Stored data entries:
***
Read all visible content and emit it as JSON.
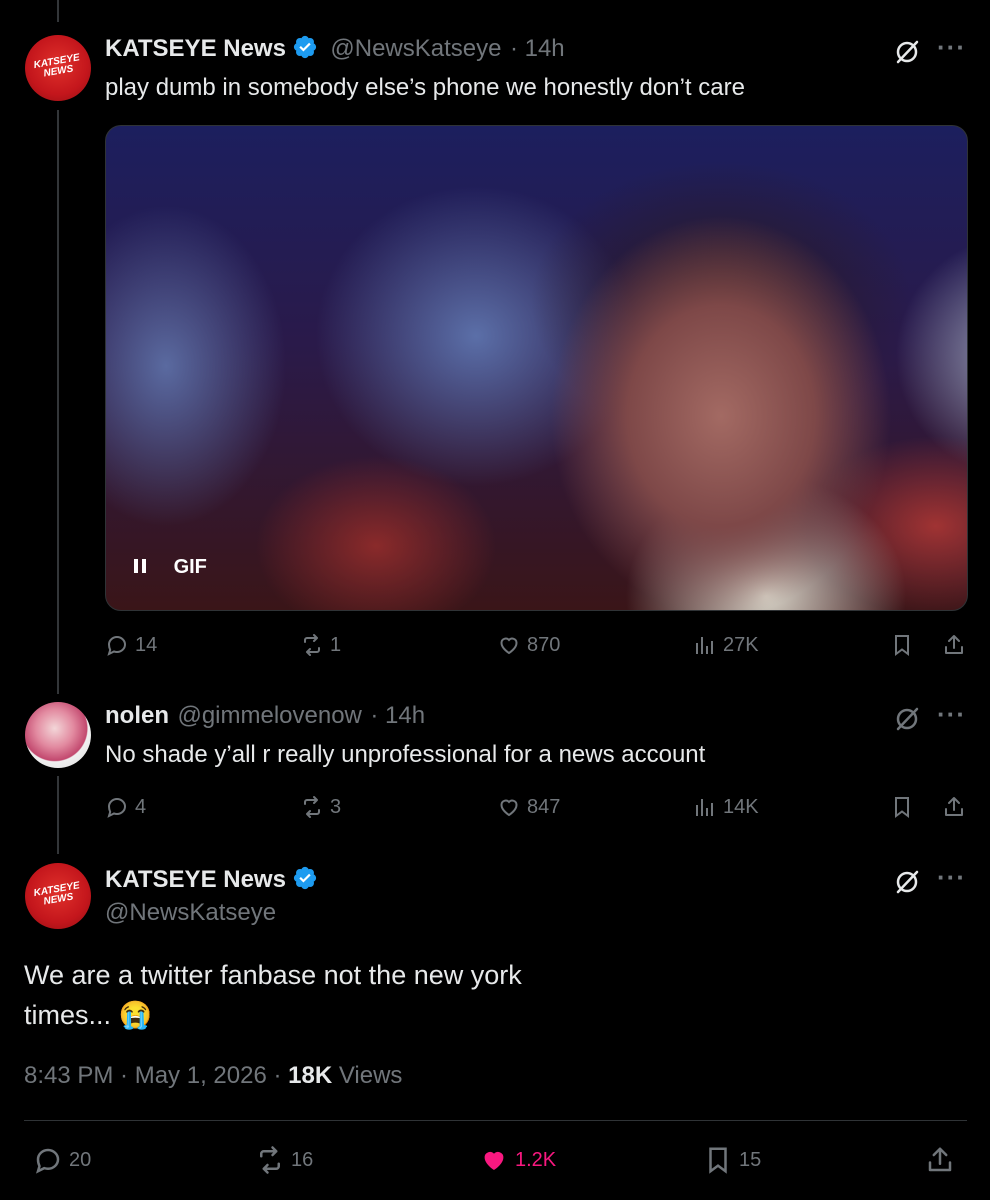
{
  "colors": {
    "background": "#000000",
    "text": "#e7e9ea",
    "muted": "#71767b",
    "verified": "#1d9bf0",
    "like_active": "#f91880"
  },
  "tweet1": {
    "name": "KATSEYE News",
    "handle": "@NewsKatseye",
    "time": "· 14h",
    "text": "play dumb in somebody else’s phone we honestly don’t care",
    "media_badge": "GIF",
    "avatar_text": "KATSEYE NEWS",
    "actions": {
      "replies": "14",
      "retweets": "1",
      "likes": "870",
      "views": "27K"
    }
  },
  "tweet2": {
    "name": "nolen",
    "handle": "@gimmelovenow",
    "time": "· 14h",
    "text": "No shade y’all r really unprofessional for a news account",
    "actions": {
      "replies": "4",
      "retweets": "3",
      "likes": "847",
      "views": "14K"
    }
  },
  "tweet3": {
    "name": "KATSEYE News",
    "handle": "@NewsKatseye",
    "avatar_text": "KATSEYE NEWS",
    "text_line1": "We are a twitter fanbase not the new york",
    "text_line2": "times...",
    "emoji": "😭",
    "meta_time": "8:43 PM · May 1, 2026 · ",
    "meta_views_count": "18K",
    "meta_views_label": " Views",
    "actions": {
      "replies": "20",
      "retweets": "16",
      "likes": "1.2K",
      "bookmarks": "15"
    }
  },
  "icons": [
    "reply-icon",
    "retweet-icon",
    "like-icon",
    "views-icon",
    "bookmark-icon",
    "share-icon",
    "grok-icon",
    "more-icon",
    "verified-icon",
    "pause-icon"
  ]
}
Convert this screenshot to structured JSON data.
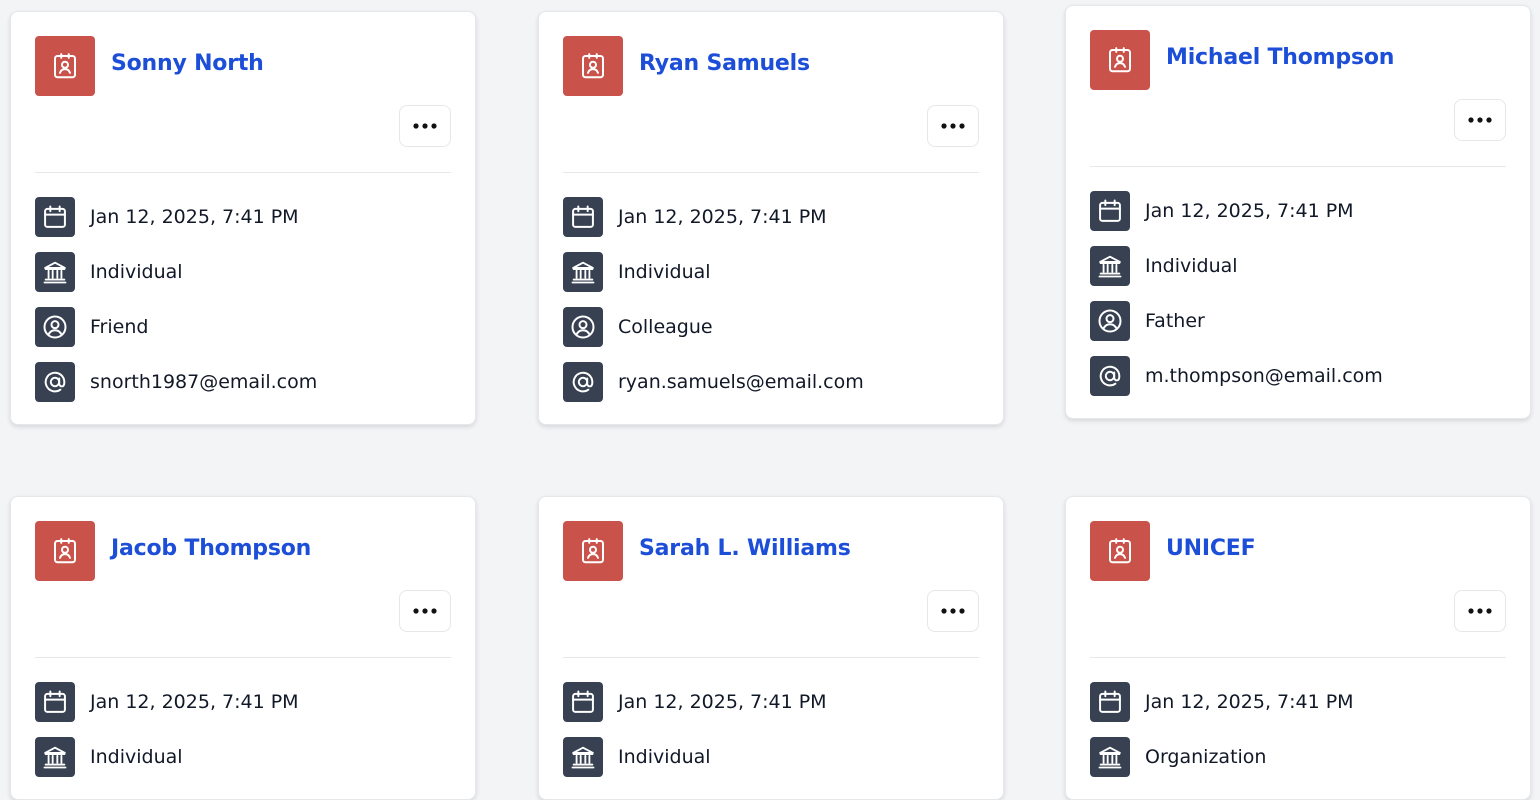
***
* [The problem] Without the pictures, restate all the entries above exactly.

* [Worked answer]
Read all visible content and emit it as JSON.
{
  "colors": {
    "background": "#000000",
    "text": "#e7e9ea",
    "muted": "#71767b",
    "verified": "#1d9bf0",
    "like_active": "#f91880"
  },
  "tweet1": {
    "name": "KATSEYE News",
    "handle": "@NewsKatseye",
    "time": "· 14h",
    "text": "play dumb in somebody else’s phone we honestly don’t care",
    "media_badge": "GIF",
    "avatar_text": "KATSEYE NEWS",
    "actions": {
      "replies": "14",
      "retweets": "1",
      "likes": "870",
      "views": "27K"
    }
  },
  "tweet2": {
    "name": "nolen",
    "handle": "@gimmelovenow",
    "time": "· 14h",
    "text": "No shade y’all r really unprofessional for a news account",
    "actions": {
      "replies": "4",
      "retweets": "3",
      "likes": "847",
      "views": "14K"
    }
  },
  "tweet3": {
    "name": "KATSEYE News",
    "handle": "@NewsKatseye",
    "avatar_text": "KATSEYE NEWS",
    "text_line1": "We are a twitter fanbase not the new york",
    "text_line2": "times...",
    "emoji": "😭",
    "meta_time": "8:43 PM · May 1, 2026 · ",
    "meta_views_count": "18K",
    "meta_views_label": " Views",
    "actions": {
      "replies": "20",
      "retweets": "16",
      "likes": "1.2K",
      "bookmarks": "15"
    }
  },
  "icons": [
    "reply-icon",
    "retweet-icon",
    "like-icon",
    "views-icon",
    "bookmark-icon",
    "share-icon",
    "grok-icon",
    "more-icon",
    "verified-icon",
    "pause-icon"
  ]
}
Convert this screenshot to structured JSON data.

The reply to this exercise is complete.